* [Your goal]:
Select the lines that contain "harmful" and copy each of them.

* [Stored items]:
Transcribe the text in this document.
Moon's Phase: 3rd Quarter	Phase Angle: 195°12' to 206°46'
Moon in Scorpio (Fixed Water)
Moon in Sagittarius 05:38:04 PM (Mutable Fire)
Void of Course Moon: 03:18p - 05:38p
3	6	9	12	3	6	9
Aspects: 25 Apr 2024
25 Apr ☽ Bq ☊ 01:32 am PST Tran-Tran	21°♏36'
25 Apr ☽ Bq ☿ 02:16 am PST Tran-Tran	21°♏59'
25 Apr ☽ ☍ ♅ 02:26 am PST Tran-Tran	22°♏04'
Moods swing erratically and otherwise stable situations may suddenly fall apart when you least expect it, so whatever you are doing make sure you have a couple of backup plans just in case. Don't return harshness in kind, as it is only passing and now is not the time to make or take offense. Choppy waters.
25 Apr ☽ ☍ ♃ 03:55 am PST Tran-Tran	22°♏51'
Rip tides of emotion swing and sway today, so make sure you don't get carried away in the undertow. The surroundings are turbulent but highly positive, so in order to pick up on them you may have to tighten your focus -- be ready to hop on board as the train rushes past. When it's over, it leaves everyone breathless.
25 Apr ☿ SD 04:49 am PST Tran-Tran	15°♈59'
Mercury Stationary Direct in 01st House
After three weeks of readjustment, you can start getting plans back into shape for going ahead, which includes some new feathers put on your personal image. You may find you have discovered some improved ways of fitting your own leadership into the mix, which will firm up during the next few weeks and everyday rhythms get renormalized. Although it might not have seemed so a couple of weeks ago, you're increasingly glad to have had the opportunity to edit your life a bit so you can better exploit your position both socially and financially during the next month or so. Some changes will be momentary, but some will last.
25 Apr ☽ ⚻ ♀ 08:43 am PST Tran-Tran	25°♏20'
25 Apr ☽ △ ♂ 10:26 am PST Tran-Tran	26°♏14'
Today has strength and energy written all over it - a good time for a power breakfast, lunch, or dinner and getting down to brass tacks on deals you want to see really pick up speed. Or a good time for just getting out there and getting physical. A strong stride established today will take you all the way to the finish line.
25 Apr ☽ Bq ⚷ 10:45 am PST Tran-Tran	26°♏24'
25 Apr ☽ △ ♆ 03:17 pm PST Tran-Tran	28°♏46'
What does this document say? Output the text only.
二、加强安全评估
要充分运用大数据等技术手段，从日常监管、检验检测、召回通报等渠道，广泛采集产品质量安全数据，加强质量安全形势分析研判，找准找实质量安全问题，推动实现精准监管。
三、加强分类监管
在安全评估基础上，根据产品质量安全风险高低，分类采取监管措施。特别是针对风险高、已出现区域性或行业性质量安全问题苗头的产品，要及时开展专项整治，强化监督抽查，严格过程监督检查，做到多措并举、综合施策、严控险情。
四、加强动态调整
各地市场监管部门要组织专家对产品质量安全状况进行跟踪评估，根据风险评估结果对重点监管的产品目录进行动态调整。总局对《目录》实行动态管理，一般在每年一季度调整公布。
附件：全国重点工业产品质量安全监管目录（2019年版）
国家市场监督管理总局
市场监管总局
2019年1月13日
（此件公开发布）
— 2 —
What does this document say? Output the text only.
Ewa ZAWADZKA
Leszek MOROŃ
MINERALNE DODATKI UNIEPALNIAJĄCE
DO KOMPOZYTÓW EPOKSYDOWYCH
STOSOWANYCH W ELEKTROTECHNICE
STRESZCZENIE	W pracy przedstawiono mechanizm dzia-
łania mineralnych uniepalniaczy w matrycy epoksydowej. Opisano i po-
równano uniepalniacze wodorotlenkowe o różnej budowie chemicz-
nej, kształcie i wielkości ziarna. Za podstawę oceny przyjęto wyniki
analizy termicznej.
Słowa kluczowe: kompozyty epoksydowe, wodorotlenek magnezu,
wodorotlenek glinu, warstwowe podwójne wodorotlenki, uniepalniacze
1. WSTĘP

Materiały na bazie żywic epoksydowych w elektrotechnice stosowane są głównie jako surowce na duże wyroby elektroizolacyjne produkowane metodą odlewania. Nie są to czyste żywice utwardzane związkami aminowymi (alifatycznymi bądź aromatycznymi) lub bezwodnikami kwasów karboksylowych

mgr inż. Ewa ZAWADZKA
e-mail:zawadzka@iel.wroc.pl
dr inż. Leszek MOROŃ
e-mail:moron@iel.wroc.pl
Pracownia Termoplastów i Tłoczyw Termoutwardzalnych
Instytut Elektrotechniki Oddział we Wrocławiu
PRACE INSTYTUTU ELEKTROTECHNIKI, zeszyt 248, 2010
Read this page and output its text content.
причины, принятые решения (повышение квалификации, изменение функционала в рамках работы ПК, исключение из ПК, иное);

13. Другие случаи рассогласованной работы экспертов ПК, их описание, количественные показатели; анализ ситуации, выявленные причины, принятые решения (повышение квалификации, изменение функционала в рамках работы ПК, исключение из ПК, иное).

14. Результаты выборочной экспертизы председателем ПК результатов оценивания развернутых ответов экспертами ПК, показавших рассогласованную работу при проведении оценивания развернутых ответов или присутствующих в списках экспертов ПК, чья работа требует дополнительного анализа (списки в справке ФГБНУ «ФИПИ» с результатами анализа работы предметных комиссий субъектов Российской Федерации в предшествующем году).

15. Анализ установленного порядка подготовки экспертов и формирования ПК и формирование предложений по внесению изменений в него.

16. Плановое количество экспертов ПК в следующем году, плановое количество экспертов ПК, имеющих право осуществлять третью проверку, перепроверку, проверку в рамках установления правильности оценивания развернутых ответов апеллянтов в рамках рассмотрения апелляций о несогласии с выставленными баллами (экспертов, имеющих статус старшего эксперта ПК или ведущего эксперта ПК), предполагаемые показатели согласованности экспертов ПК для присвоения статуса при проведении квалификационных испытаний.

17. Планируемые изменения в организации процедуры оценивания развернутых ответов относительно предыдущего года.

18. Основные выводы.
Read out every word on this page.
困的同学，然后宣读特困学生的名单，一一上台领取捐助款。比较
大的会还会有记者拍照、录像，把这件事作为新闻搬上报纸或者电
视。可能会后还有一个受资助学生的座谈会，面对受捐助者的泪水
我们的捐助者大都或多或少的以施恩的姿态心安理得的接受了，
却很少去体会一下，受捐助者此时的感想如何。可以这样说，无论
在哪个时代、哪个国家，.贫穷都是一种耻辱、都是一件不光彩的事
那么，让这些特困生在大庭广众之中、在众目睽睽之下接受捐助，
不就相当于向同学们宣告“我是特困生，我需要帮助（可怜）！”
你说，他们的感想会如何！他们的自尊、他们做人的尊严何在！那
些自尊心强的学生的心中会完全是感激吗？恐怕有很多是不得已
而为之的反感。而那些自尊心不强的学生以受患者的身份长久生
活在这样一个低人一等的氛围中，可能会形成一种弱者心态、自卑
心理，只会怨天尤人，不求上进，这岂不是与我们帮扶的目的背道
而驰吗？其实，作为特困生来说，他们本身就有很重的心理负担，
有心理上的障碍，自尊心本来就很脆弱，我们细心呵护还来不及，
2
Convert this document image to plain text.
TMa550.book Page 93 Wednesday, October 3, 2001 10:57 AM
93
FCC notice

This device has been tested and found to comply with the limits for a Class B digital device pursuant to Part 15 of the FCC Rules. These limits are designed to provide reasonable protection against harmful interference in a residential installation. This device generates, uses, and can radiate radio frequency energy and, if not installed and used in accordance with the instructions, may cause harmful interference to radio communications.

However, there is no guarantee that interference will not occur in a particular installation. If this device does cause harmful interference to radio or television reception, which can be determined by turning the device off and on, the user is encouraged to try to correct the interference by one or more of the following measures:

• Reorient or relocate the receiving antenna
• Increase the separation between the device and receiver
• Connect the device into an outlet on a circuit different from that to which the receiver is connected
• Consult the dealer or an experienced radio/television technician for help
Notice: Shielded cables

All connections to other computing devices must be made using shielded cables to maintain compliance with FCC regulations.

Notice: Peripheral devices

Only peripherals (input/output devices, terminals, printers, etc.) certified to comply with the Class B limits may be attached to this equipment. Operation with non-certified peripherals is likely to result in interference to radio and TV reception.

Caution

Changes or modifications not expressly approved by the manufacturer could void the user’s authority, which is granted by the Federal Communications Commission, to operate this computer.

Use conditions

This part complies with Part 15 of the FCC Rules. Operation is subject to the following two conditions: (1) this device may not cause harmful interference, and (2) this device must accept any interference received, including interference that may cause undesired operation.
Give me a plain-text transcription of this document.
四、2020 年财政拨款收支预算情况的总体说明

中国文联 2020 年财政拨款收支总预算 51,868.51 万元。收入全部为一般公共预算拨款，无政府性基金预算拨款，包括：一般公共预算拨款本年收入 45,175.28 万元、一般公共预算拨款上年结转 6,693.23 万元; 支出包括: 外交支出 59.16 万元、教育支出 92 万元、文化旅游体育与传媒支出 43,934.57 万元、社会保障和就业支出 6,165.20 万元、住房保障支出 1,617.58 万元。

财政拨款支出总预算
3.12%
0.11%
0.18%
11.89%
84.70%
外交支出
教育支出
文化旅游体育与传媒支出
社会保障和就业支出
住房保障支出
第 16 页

* [Answer below]:
This device has been tested and found to comply with the limits for a Class B digital device pursuant to Part 15 of the FCC Rules. These limits are designed to provide reasonable protection against harmful interference in a residential installation. This device generates, uses, and can radiate radio frequency energy and, if not installed and used in accordance with the instructions, may cause harmful interference to radio communications.
However, there is no guarantee that interference will not occur in a particular installation. If this device does cause harmful interference to radio or television reception, which can be determined by turning the device off and on, the user is encouraged to try to correct the interference by one or more of the following measures:
This part complies with Part 15 of the FCC Rules. Operation is subject to the following two conditions: (1) this device may not cause harmful interference, and (2) this device must accept any interference received, including interference that may cause undesired operation.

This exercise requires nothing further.